Aim of the exercise: Your task is to restate the data word for word.
═════ Dataset
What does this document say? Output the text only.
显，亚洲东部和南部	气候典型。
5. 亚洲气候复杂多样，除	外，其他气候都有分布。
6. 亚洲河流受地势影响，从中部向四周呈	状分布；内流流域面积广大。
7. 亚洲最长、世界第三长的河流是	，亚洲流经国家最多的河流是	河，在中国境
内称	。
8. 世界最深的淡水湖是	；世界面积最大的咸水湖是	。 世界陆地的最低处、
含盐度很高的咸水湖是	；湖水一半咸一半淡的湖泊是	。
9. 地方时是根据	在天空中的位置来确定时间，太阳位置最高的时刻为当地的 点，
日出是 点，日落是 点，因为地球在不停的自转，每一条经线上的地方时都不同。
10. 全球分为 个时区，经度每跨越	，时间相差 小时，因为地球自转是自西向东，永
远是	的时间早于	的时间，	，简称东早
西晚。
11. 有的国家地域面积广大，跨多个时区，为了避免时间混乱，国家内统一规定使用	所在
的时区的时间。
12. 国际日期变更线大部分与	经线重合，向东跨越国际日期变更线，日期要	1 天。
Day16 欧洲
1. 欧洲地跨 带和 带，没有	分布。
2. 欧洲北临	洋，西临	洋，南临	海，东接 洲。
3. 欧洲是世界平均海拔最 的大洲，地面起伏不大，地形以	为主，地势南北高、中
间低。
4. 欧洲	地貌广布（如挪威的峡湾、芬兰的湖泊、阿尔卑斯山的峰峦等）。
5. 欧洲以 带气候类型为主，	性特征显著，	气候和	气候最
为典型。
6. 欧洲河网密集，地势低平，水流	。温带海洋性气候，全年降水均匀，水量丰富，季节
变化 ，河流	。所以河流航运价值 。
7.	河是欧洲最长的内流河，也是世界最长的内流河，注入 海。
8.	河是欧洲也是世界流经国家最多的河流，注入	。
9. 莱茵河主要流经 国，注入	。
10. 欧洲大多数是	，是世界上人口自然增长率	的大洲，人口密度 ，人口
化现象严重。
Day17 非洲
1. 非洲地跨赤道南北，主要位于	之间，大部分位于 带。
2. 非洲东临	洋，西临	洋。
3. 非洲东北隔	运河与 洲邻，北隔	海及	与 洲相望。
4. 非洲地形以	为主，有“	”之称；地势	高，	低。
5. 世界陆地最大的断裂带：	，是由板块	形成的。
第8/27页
══════════
Solution to this problem:
What does this document say? Output the text only.
显，亚洲东部和南部	气候典型。
5. 亚洲气候复杂多样，除	外，其他气候都有分布。
6. 亚洲河流受地势影响，从中部向四周呈	状分布；内流流域面积广大。
7. 亚洲最长、世界第三长的河流是	，亚洲流经国家最多的河流是	河，在中国境
内称	。
8. 世界最深的淡水湖是	；世界面积最大的咸水湖是	。 世界陆地的最低处、
含盐度很高的咸水湖是	；湖水一半咸一半淡的湖泊是	。
9. 地方时是根据	在天空中的位置来确定时间，太阳位置最高的时刻为当地的 点，
日出是 点，日落是 点，因为地球在不停的自转，每一条经线上的地方时都不同。
10. 全球分为 个时区，经度每跨越	，时间相差 小时，因为地球自转是自西向东，永
远是	的时间早于	的时间，	，简称东早
西晚。
11. 有的国家地域面积广大，跨多个时区，为了避免时间混乱，国家内统一规定使用	所在
的时区的时间。
12. 国际日期变更线大部分与	经线重合，向东跨越国际日期变更线，日期要	1 天。
Day16 欧洲
1. 欧洲地跨 带和 带，没有	分布。
2. 欧洲北临	洋，西临	洋，南临	海，东接 洲。
3. 欧洲是世界平均海拔最 的大洲，地面起伏不大，地形以	为主，地势南北高、中
间低。
4. 欧洲	地貌广布（如挪威的峡湾、芬兰的湖泊、阿尔卑斯山的峰峦等）。
5. 欧洲以 带气候类型为主，	性特征显著，	气候和	气候最
为典型。
6. 欧洲河网密集，地势低平，水流	。温带海洋性气候，全年降水均匀，水量丰富，季节
变化 ，河流	。所以河流航运价值 。
7.	河是欧洲最长的内流河，也是世界最长的内流河，注入 海。
8.	河是欧洲也是世界流经国家最多的河流，注入	。
9. 莱茵河主要流经 国，注入	。
10. 欧洲大多数是	，是世界上人口自然增长率	的大洲，人口密度 ，人口
化现象严重。
Day17 非洲
1. 非洲地跨赤道南北，主要位于	之间，大部分位于 带。
2. 非洲东临	洋，西临	洋。
3. 非洲东北隔	运河与 洲邻，北隔	海及	与 洲相望。
4. 非洲地形以	为主，有“	”之称；地势	高，	低。
5. 世界陆地最大的断裂带：	，是由板块	形成的。
第8/27页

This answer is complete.